▸ **WHAT YOU NEED TO DO**: Render every entry exactly as it appears.

(Records from a dataset)
--------------------

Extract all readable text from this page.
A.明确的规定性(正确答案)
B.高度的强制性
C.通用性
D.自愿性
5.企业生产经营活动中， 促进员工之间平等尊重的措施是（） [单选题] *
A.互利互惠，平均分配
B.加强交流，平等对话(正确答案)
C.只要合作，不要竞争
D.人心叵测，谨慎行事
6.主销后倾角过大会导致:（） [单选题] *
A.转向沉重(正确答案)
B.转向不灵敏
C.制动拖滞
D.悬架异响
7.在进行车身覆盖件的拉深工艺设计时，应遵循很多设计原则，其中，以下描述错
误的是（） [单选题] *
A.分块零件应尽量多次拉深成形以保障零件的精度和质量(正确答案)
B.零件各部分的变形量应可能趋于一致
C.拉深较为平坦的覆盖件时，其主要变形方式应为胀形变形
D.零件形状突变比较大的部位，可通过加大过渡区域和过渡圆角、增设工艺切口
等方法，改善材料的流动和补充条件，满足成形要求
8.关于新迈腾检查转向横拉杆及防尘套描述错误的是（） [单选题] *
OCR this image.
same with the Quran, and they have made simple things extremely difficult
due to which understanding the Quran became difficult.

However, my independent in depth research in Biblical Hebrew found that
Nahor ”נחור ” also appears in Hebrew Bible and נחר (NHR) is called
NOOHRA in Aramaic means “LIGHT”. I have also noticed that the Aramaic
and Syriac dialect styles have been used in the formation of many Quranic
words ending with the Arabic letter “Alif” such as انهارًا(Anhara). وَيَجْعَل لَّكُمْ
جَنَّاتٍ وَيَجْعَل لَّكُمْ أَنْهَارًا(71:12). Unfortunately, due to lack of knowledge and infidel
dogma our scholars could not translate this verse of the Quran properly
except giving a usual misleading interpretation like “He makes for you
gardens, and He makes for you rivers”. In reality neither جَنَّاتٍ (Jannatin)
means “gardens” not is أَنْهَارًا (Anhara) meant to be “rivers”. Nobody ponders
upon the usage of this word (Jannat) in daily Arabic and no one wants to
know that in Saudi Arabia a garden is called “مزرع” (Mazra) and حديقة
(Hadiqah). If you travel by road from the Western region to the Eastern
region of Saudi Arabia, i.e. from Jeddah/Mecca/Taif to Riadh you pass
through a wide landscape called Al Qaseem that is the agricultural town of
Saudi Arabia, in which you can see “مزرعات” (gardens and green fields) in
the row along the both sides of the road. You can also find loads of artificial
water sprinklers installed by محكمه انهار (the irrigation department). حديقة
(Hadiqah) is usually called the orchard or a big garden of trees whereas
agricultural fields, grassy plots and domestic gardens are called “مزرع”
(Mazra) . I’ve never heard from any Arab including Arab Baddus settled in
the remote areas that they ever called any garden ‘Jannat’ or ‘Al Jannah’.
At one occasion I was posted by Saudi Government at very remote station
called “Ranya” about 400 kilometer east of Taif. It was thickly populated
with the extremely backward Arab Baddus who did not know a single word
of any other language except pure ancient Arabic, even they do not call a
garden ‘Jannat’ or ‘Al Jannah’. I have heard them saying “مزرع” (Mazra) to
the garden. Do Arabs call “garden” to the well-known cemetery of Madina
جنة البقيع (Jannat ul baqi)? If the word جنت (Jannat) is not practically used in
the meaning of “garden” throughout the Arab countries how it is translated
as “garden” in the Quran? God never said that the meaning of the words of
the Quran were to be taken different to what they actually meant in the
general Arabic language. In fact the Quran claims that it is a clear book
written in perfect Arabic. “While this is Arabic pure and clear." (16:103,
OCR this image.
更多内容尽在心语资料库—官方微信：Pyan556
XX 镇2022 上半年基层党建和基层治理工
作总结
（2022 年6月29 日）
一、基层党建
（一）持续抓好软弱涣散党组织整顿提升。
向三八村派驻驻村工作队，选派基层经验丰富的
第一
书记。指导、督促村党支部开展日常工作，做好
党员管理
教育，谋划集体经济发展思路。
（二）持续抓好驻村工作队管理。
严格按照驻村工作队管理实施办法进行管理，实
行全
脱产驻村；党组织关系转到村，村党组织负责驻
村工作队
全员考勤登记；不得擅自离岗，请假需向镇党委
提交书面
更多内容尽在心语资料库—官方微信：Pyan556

--------------------

▸ **COMPLETED TASK**:
Extract all readable text from this page.
A.明确的规定性(正确答案)
B.高度的强制性
C.通用性
D.自愿性
5.企业生产经营活动中， 促进员工之间平等尊重的措施是（） [单选题] *
A.互利互惠，平均分配
B.加强交流，平等对话(正确答案)
C.只要合作，不要竞争
D.人心叵测，谨慎行事
6.主销后倾角过大会导致:（） [单选题] *
A.转向沉重(正确答案)
B.转向不灵敏
C.制动拖滞
D.悬架异响
7.在进行车身覆盖件的拉深工艺设计时，应遵循很多设计原则，其中，以下描述错
误的是（） [单选题] *
A.分块零件应尽量多次拉深成形以保障零件的精度和质量(正确答案)
B.零件各部分的变形量应可能趋于一致
C.拉深较为平坦的覆盖件时，其主要变形方式应为胀形变形
D.零件形状突变比较大的部位，可通过加大过渡区域和过渡圆角、增设工艺切口
等方法，改善材料的流动和补充条件，满足成形要求
8.关于新迈腾检查转向横拉杆及防尘套描述错误的是（） [单选题] *
OCR this image.
same with the Quran, and they have made simple things extremely difficult
due to which understanding the Quran became difficult.

However, my independent in depth research in Biblical Hebrew found that
Nahor ”נחור ” also appears in Hebrew Bible and נחר (NHR) is called
NOOHRA in Aramaic means “LIGHT”. I have also noticed that the Aramaic
and Syriac dialect styles have been used in the formation of many Quranic
words ending with the Arabic letter “Alif” such as انهارًا(Anhara). وَيَجْعَل لَّكُمْ
جَنَّاتٍ وَيَجْعَل لَّكُمْ أَنْهَارًا(71:12). Unfortunately, due to lack of knowledge and infidel
dogma our scholars could not translate this verse of the Quran properly
except giving a usual misleading interpretation like “He makes for you
gardens, and He makes for you rivers”. In reality neither جَنَّاتٍ (Jannatin)
means “gardens” not is أَنْهَارًا (Anhara) meant to be “rivers”. Nobody ponders
upon the usage of this word (Jannat) in daily Arabic and no one wants to
know that in Saudi Arabia a garden is called “مزرع” (Mazra) and حديقة
(Hadiqah). If you travel by road from the Western region to the Eastern
region of Saudi Arabia, i.e. from Jeddah/Mecca/Taif to Riadh you pass
through a wide landscape called Al Qaseem that is the agricultural town of
Saudi Arabia, in which you can see “مزرعات” (gardens and green fields) in
the row along the both sides of the road. You can also find loads of artificial
water sprinklers installed by محكمه انهار (the irrigation department). حديقة
(Hadiqah) is usually called the orchard or a big garden of trees whereas
agricultural fields, grassy plots and domestic gardens are called “مزرع”
(Mazra) . I’ve never heard from any Arab including Arab Baddus settled in
the remote areas that they ever called any garden ‘Jannat’ or ‘Al Jannah’.
At one occasion I was posted by Saudi Government at very remote station
called “Ranya” about 400 kilometer east of Taif. It was thickly populated
with the extremely backward Arab Baddus who did not know a single word
of any other language except pure ancient Arabic, even they do not call a
garden ‘Jannat’ or ‘Al Jannah’. I have heard them saying “مزرع” (Mazra) to
the garden. Do Arabs call “garden” to the well-known cemetery of Madina
جنة البقيع (Jannat ul baqi)? If the word جنت (Jannat) is not practically used in
the meaning of “garden” throughout the Arab countries how it is translated
as “garden” in the Quran? God never said that the meaning of the words of
the Quran were to be taken different to what they actually meant in the
general Arabic language. In fact the Quran claims that it is a clear book
written in perfect Arabic. “While this is Arabic pure and clear." (16:103,
OCR this image.
更多内容尽在心语资料库—官方微信：Pyan556
XX 镇2022 上半年基层党建和基层治理工
作总结
（2022 年6月29 日）
一、基层党建
（一）持续抓好软弱涣散党组织整顿提升。
向三八村派驻驻村工作队，选派基层经验丰富的
第一
书记。指导、督促村党支部开展日常工作，做好
党员管理
教育，谋划集体经济发展思路。
（二）持续抓好驻村工作队管理。
严格按照驻村工作队管理实施办法进行管理，实
行全
脱产驻村；党组织关系转到村，村党组织负责驻
村工作队
全员考勤登记；不得擅自离岗，请假需向镇党委
提交书面
更多内容尽在心语资料库—官方微信：Pyan556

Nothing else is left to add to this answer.